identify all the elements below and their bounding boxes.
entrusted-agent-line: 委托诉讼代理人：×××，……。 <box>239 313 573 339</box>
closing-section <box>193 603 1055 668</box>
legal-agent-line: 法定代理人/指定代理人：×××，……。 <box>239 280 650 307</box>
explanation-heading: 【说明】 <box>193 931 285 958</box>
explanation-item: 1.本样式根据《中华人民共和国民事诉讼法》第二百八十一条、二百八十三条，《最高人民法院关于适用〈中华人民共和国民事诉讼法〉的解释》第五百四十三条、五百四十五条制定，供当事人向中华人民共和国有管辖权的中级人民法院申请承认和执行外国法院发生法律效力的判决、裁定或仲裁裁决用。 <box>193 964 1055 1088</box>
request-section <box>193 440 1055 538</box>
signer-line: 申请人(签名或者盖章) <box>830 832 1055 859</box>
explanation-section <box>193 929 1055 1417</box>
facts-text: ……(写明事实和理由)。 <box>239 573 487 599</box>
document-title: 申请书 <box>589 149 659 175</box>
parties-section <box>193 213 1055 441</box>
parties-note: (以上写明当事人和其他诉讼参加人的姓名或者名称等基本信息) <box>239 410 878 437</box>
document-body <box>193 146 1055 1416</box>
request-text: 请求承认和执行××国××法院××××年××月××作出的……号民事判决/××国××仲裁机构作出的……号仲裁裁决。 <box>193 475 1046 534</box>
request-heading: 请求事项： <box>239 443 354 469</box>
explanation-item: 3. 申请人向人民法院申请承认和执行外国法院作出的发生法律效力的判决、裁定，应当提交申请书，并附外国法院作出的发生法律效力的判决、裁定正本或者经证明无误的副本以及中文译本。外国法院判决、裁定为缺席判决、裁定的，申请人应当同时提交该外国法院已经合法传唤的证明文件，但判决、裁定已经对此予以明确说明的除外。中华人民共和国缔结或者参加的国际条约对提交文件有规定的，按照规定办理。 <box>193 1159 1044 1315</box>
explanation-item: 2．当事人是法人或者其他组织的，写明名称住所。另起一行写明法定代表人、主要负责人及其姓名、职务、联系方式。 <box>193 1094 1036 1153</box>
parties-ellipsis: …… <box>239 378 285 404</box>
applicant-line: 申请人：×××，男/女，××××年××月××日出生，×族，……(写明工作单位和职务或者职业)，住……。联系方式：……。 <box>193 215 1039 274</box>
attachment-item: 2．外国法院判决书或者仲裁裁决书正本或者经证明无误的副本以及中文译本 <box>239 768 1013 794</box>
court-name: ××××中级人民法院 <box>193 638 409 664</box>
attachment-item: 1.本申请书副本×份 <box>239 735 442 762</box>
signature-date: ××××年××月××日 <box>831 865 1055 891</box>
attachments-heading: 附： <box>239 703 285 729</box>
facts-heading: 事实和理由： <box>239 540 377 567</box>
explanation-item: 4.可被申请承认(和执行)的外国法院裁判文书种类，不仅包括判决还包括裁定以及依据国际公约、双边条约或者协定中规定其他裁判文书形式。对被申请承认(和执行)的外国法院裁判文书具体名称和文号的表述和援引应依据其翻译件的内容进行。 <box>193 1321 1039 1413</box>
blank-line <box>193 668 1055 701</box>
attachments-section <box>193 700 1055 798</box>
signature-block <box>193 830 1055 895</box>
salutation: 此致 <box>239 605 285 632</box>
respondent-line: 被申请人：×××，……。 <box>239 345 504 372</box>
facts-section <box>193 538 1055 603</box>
------------------------
== Written problem ==
Render every line of the entries above as a Markdown table with a "Row" column numbering each line and an "Entry line" column holding its text. Leave out any empty lines.

== Worked solution ==
| Row | Entry line |
|---|---|
| 1 | identify all the elements below and their bounding boxes. |
| 2 | entrusted-agent-line: 委托诉讼代理人：×××，……。 <box>239 313 573 339</box> |
| 3 | closing-section <box>193 603 1055 668</box> |
| 4 | legal-agent-line: 法定代理人/指定代理人：×××，……。 <box>239 280 650 307</box> |
| 5 | explanation-heading: 【说明】 <box>193 931 285 958</box> |
| 6 | explanation-item: 1.本样式根据《中华人民共和国民事诉讼法》第二百八十一条、二百八十三条，《最高人民法院关于适用〈中华人民共和国民事诉讼法〉的解释》第五百四十三条、五百四十五条制定，供当事人向中华人民共和国有管辖权的中级人民法院申请承认和执行外国法院发生法律效力的判决、裁定或仲裁裁决用。 <box>193 964 1055 1088</box> |
| 7 | request-section <box>193 440 1055 538</box> |
| 8 | signer-line: 申请人(签名或者盖章) <box>830 832 1055 859</box> |
| 9 | explanation-section <box>193 929 1055 1417</box> |
| 10 | facts-text: ……(写明事实和理由)。 <box>239 573 487 599</box> |
| 11 | document-title: 申请书 <box>589 149 659 175</box> |
| 12 | parties-section <box>193 213 1055 441</box> |
| 13 | parties-note: (以上写明当事人和其他诉讼参加人的姓名或者名称等基本信息) <box>239 410 878 437</box> |
| 14 | document-body <box>193 146 1055 1416</box> |
| 15 | request-text: 请求承认和执行××国××法院××××年××月××作出的……号民事判决/××国××仲裁机构作出的……号仲裁裁决。 <box>193 475 1046 534</box> |
| 16 | request-heading: 请求事项： <box>239 443 354 469</box> |
| 17 | explanation-item: 3. 申请人向人民法院申请承认和执行外国法院作出的发生法律效力的判决、裁定，应当提交申请书，并附外国法院作出的发生法律效力的判决、裁定正本或者经证明无误的副本以及中文译本。外国法院判决、裁定为缺席判决、裁定的，申请人应当同时提交该外国法院已经合法传唤的证明文件，但判决、裁定已经对此予以明确说明的除外。中华人民共和国缔结或者参加的国际条约对提交文件有规定的，按照规定办理。 <box>193 1159 1044 1315</box> |
| 18 | explanation-item: 2．当事人是法人或者其他组织的，写明名称住所。另起一行写明法定代表人、主要负责人及其姓名、职务、联系方式。 <box>193 1094 1036 1153</box> |
| 19 | parties-ellipsis: …… <box>239 378 285 404</box> |
| 20 | applicant-line: 申请人：×××，男/女，××××年××月××日出生，×族，……(写明工作单位和职务或者职业)，住……。联系方式：……。 <box>193 215 1039 274</box> |
| 21 | attachment-item: 2．外国法院判决书或者仲裁裁决书正本或者经证明无误的副本以及中文译本 <box>239 768 1013 794</box> |
| 22 | court-name: ××××中级人民法院 <box>193 638 409 664</box> |
| 23 | attachment-item: 1.本申请书副本×份 <box>239 735 442 762</box> |
| 24 | signature-date: ××××年××月××日 <box>831 865 1055 891</box> |
| 25 | attachments-heading: 附： <box>239 703 285 729</box> |
| 26 | facts-heading: 事实和理由： <box>239 540 377 567</box> |
| 27 | explanation-item: 4.可被申请承认(和执行)的外国法院裁判文书种类，不仅包括判决还包括裁定以及依据国际公约、双边条约或者协定中规定其他裁判文书形式。对被申请承认(和执行)的外国法院裁判文书具体名称和文号的表述和援引应依据其翻译件的内容进行。 <box>193 1321 1039 1413</box> |
| 28 | blank-line <box>193 668 1055 701</box> |
| 29 | attachments-section <box>193 700 1055 798</box> |
| 30 | signature-block <box>193 830 1055 895</box> |
| 31 | salutation: 此致 <box>239 605 285 632</box> |
| 32 | respondent-line: 被申请人：×××，……。 <box>239 345 504 372</box> |
| 33 | facts-section <box>193 538 1055 603</box> |